Direction: Can you transcribe every record below exactly as it appears?

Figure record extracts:
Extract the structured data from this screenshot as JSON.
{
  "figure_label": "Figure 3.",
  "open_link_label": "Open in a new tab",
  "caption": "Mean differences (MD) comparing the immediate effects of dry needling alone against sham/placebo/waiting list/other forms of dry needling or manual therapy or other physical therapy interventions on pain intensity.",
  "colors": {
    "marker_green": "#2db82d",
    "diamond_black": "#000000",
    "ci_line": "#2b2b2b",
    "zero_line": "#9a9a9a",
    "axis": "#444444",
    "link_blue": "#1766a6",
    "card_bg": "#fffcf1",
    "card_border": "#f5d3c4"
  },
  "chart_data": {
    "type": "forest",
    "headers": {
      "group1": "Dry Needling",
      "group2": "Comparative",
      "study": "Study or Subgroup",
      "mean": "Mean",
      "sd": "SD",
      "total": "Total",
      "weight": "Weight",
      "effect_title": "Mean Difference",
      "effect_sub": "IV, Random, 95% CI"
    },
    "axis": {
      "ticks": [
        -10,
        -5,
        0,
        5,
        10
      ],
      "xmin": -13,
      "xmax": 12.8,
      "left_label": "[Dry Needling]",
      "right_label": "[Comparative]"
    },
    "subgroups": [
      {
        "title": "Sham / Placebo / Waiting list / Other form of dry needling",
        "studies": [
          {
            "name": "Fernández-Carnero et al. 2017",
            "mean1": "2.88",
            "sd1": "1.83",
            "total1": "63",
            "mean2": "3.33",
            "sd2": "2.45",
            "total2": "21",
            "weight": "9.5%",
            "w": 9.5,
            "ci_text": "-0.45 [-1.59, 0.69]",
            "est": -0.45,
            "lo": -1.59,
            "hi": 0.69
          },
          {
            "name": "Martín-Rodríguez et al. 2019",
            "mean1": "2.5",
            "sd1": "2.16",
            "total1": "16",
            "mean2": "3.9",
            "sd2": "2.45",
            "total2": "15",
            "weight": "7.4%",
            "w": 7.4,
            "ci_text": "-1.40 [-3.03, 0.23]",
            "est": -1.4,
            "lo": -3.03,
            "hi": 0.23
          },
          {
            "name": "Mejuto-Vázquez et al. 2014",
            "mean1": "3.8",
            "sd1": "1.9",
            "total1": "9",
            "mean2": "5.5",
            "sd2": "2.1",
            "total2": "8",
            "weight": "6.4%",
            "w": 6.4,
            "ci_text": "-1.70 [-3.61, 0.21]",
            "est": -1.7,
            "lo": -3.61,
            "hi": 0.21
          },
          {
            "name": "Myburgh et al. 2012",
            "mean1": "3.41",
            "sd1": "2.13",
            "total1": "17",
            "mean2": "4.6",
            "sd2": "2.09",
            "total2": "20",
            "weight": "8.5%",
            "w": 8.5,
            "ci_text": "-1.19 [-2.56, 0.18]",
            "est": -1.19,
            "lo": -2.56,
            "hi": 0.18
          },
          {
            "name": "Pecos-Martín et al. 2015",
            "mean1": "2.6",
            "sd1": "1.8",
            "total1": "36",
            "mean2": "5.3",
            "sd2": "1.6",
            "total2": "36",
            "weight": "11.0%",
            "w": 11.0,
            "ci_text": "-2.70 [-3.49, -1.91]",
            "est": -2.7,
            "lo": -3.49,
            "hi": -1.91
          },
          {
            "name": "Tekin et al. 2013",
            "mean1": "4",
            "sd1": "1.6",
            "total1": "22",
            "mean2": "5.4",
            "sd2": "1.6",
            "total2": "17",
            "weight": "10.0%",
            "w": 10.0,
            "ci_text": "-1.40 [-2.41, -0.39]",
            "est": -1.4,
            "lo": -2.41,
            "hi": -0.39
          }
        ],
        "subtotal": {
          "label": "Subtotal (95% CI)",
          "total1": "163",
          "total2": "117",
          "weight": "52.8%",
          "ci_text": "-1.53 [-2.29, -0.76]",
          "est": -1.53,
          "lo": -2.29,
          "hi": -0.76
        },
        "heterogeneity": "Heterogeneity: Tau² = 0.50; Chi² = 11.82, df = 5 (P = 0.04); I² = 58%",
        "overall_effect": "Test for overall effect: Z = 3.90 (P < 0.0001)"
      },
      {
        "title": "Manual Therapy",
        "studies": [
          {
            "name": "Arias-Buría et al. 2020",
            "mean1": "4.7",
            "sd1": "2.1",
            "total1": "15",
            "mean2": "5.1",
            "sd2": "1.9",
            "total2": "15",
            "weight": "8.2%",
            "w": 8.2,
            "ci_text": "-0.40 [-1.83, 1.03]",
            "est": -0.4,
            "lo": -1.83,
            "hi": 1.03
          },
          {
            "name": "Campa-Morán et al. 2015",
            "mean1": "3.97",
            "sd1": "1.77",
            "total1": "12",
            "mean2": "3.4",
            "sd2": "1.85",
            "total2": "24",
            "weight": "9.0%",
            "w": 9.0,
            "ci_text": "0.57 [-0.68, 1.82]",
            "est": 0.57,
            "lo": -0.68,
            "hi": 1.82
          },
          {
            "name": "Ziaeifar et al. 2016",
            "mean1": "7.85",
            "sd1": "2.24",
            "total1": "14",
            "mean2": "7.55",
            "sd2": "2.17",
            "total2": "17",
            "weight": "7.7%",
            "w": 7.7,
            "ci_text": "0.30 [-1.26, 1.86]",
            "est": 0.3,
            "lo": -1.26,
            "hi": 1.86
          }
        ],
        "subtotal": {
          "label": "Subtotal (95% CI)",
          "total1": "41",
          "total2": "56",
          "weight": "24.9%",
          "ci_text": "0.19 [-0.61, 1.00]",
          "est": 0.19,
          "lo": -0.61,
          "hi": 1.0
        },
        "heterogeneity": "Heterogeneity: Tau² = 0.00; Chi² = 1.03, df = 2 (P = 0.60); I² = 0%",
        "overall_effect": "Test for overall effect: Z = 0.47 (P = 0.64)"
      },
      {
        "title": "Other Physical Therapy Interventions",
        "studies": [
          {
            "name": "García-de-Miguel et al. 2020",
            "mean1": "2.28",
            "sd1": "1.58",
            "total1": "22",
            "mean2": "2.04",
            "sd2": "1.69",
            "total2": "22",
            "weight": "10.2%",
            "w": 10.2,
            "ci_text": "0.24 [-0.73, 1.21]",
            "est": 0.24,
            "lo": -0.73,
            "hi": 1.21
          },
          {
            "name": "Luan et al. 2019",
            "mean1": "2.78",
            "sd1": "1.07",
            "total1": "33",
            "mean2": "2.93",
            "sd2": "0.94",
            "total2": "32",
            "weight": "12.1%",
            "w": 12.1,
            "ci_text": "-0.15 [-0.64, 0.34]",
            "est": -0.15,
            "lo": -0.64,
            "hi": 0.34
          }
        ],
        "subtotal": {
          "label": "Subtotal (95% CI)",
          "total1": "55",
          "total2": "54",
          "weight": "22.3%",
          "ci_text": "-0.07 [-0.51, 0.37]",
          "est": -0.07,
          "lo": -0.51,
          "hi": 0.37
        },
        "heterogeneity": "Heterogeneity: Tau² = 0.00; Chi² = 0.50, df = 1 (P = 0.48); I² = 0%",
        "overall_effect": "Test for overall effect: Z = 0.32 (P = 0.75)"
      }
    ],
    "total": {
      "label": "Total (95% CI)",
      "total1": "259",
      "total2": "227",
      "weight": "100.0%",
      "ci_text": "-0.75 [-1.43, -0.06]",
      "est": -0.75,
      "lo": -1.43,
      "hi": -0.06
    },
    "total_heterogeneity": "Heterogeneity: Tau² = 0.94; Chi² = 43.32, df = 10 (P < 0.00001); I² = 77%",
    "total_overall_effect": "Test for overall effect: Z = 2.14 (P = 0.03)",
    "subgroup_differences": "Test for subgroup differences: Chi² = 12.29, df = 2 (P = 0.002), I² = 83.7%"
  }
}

Solution to the problem:
Extract the structured data from this screenshot as JSON.
{
  "figure_label": "Figure 3.",
  "open_link_label": "Open in a new tab",
  "caption": "Mean differences (MD) comparing the immediate effects of dry needling alone against sham/placebo/waiting list/other forms of dry needling or manual therapy or other physical therapy interventions on pain intensity.",
  "colors": {
    "marker_green": "#2db82d",
    "diamond_black": "#000000",
    "ci_line": "#2b2b2b",
    "zero_line": "#9a9a9a",
    "axis": "#444444",
    "link_blue": "#1766a6",
    "card_bg": "#fffcf1",
    "card_border": "#f5d3c4"
  },
  "chart_data": {
    "type": "forest",
    "headers": {
      "group1": "Dry Needling",
      "group2": "Comparative",
      "study": "Study or Subgroup",
      "mean": "Mean",
      "sd": "SD",
      "total": "Total",
      "weight": "Weight",
      "effect_title": "Mean Difference",
      "effect_sub": "IV, Random, 95% CI"
    },
    "axis": {
      "ticks": [
        -10,
        -5,
        0,
        5,
        10
      ],
      "xmin": -13,
      "xmax": 12.8,
      "left_label": "[Dry Needling]",
      "right_label": "[Comparative]"
    },
    "subgroups": [
      {
        "title": "Sham / Placebo / Waiting list / Other form of dry needling",
        "studies": [
          {
            "name": "Fernández-Carnero et al. 2017",
            "mean1": "2.88",
            "sd1": "1.83",
            "total1": "63",
            "mean2": "3.33",
            "sd2": "2.45",
            "total2": "21",
            "weight": "9.5%",
            "w": 9.5,
            "ci_text": "-0.45 [-1.59, 0.69]",
            "est": -0.45,
            "lo": -1.59,
            "hi": 0.69
          },
          {
            "name": "Martín-Rodríguez et al. 2019",
            "mean1": "2.5",
            "sd1": "2.16",
            "total1": "16",
            "mean2": "3.9",
            "sd2": "2.45",
            "total2": "15",
            "weight": "7.4%",
            "w": 7.4,
            "ci_text": "-1.40 [-3.03, 0.23]",
            "est": -1.4,
            "lo": -3.03,
            "hi": 0.23
          },
          {
            "name": "Mejuto-Vázquez et al. 2014",
            "mean1": "3.8",
            "sd1": "1.9",
            "total1": "9",
            "mean2": "5.5",
            "sd2": "2.1",
            "total2": "8",
            "weight": "6.4%",
            "w": 6.4,
            "ci_text": "-1.70 [-3.61, 0.21]",
            "est": -1.7,
            "lo": -3.61,
            "hi": 0.21
          },
          {
            "name": "Myburgh et al. 2012",
            "mean1": "3.41",
            "sd1": "2.13",
            "total1": "17",
            "mean2": "4.6",
            "sd2": "2.09",
            "total2": "20",
            "weight": "8.5%",
            "w": 8.5,
            "ci_text": "-1.19 [-2.56, 0.18]",
            "est": -1.19,
            "lo": -2.56,
            "hi": 0.18
          },
          {
            "name": "Pecos-Martín et al. 2015",
            "mean1": "2.6",
            "sd1": "1.8",
            "total1": "36",
            "mean2": "5.3",
            "sd2": "1.6",
            "total2": "36",
            "weight": "11.0%",
            "w": 11.0,
            "ci_text": "-2.70 [-3.49, -1.91]",
            "est": -2.7,
            "lo": -3.49,
            "hi": -1.91
          },
          {
            "name": "Tekin et al. 2013",
            "mean1": "4",
            "sd1": "1.6",
            "total1": "22",
            "mean2": "5.4",
            "sd2": "1.6",
            "total2": "17",
            "weight": "10.0%",
            "w": 10.0,
            "ci_text": "-1.40 [-2.41, -0.39]",
            "est": -1.4,
            "lo": -2.41,
            "hi": -0.39
          }
        ],
        "subtotal": {
          "label": "Subtotal (95% CI)",
          "total1": "163",
          "total2": "117",
          "weight": "52.8%",
          "ci_text": "-1.53 [-2.29, -0.76]",
          "est": -1.53,
          "lo": -2.29,
          "hi": -0.76
        },
        "heterogeneity": "Heterogeneity: Tau² = 0.50; Chi² = 11.82, df = 5 (P = 0.04); I² = 58%",
        "overall_effect": "Test for overall effect: Z = 3.90 (P < 0.0001)"
      },
      {
        "title": "Manual Therapy",
        "studies": [
          {
            "name": "Arias-Buría et al. 2020",
            "mean1": "4.7",
            "sd1": "2.1",
            "total1": "15",
            "mean2": "5.1",
            "sd2": "1.9",
            "total2": "15",
            "weight": "8.2%",
            "w": 8.2,
            "ci_text": "-0.40 [-1.83, 1.03]",
            "est": -0.4,
            "lo": -1.83,
            "hi": 1.03
          },
          {
            "name": "Campa-Morán et al. 2015",
            "mean1": "3.97",
            "sd1": "1.77",
            "total1": "12",
            "mean2": "3.4",
            "sd2": "1.85",
            "total2": "24",
            "weight": "9.0%",
            "w": 9.0,
            "ci_text": "0.57 [-0.68, 1.82]",
            "est": 0.57,
            "lo": -0.68,
            "hi": 1.82
          },
          {
            "name": "Ziaeifar et al. 2016",
            "mean1": "7.85",
            "sd1": "2.24",
            "total1": "14",
            "mean2": "7.55",
            "sd2": "2.17",
            "total2": "17",
            "weight": "7.7%",
            "w": 7.7,
            "ci_text": "0.30 [-1.26, 1.86]",
            "est": 0.3,
            "lo": -1.26,
            "hi": 1.86
          }
        ],
        "subtotal": {
          "label": "Subtotal (95% CI)",
          "total1": "41",
          "total2": "56",
          "weight": "24.9%",
          "ci_text": "0.19 [-0.61, 1.00]",
          "est": 0.19,
          "lo": -0.61,
          "hi": 1.0
        },
        "heterogeneity": "Heterogeneity: Tau² = 0.00; Chi² = 1.03, df = 2 (P = 0.60); I² = 0%",
        "overall_effect": "Test for overall effect: Z = 0.47 (P = 0.64)"
      },
      {
        "title": "Other Physical Therapy Interventions",
        "studies": [
          {
            "name": "García-de-Miguel et al. 2020",
            "mean1": "2.28",
            "sd1": "1.58",
            "total1": "22",
            "mean2": "2.04",
            "sd2": "1.69",
            "total2": "22",
            "weight": "10.2%",
            "w": 10.2,
            "ci_text": "0.24 [-0.73, 1.21]",
            "est": 0.24,
            "lo": -0.73,
            "hi": 1.21
          },
          {
            "name": "Luan et al. 2019",
            "mean1": "2.78",
            "sd1": "1.07",
            "total1": "33",
            "mean2": "2.93",
            "sd2": "0.94",
            "total2": "32",
            "weight": "12.1%",
            "w": 12.1,
            "ci_text": "-0.15 [-0.64, 0.34]",
            "est": -0.15,
            "lo": -0.64,
            "hi": 0.34
          }
        ],
        "subtotal": {
          "label": "Subtotal (95% CI)",
          "total1": "55",
          "total2": "54",
          "weight": "22.3%",
          "ci_text": "-0.07 [-0.51, 0.37]",
          "est": -0.07,
          "lo": -0.51,
          "hi": 0.37
        },
        "heterogeneity": "Heterogeneity: Tau² = 0.00; Chi² = 0.50, df = 1 (P = 0.48); I² = 0%",
        "overall_effect": "Test for overall effect: Z = 0.32 (P = 0.75)"
      }
    ],
    "total": {
      "label": "Total (95% CI)",
      "total1": "259",
      "total2": "227",
      "weight": "100.0%",
      "ci_text": "-0.75 [-1.43, -0.06]",
      "est": -0.75,
      "lo": -1.43,
      "hi": -0.06
    },
    "total_heterogeneity": "Heterogeneity: Tau² = 0.94; Chi² = 43.32, df = 10 (P < 0.00001); I² = 77%",
    "total_overall_effect": "Test for overall effect: Z = 2.14 (P = 0.03)",
    "subgroup_differences": "Test for subgroup differences: Chi² = 12.29, df = 2 (P = 0.002), I² = 83.7%"
  }
}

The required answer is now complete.